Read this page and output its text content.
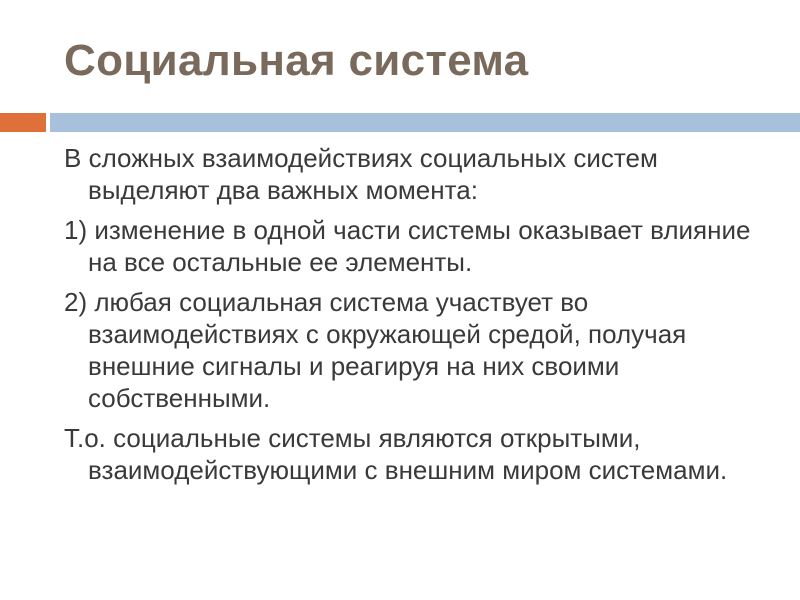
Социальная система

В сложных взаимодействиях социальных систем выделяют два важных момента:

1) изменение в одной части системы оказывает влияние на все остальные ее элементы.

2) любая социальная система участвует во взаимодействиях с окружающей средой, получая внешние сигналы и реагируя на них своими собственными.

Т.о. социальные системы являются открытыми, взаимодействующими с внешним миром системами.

#####

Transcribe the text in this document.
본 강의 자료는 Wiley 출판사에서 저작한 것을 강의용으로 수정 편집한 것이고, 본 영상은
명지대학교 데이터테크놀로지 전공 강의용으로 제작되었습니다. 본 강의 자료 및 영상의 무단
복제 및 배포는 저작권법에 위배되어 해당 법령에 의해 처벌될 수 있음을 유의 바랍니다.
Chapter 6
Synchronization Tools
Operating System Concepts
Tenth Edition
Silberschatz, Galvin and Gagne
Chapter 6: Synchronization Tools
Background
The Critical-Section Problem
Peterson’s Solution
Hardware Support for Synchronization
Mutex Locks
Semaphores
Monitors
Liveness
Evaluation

#####

Show each line of the listing that holds the string "системы".

1) изменение в одной части системы оказывает влияние на все остальные ее элементы.
Т.о. социальные системы являются открытыми, взаимодействующими с внешним миром системами.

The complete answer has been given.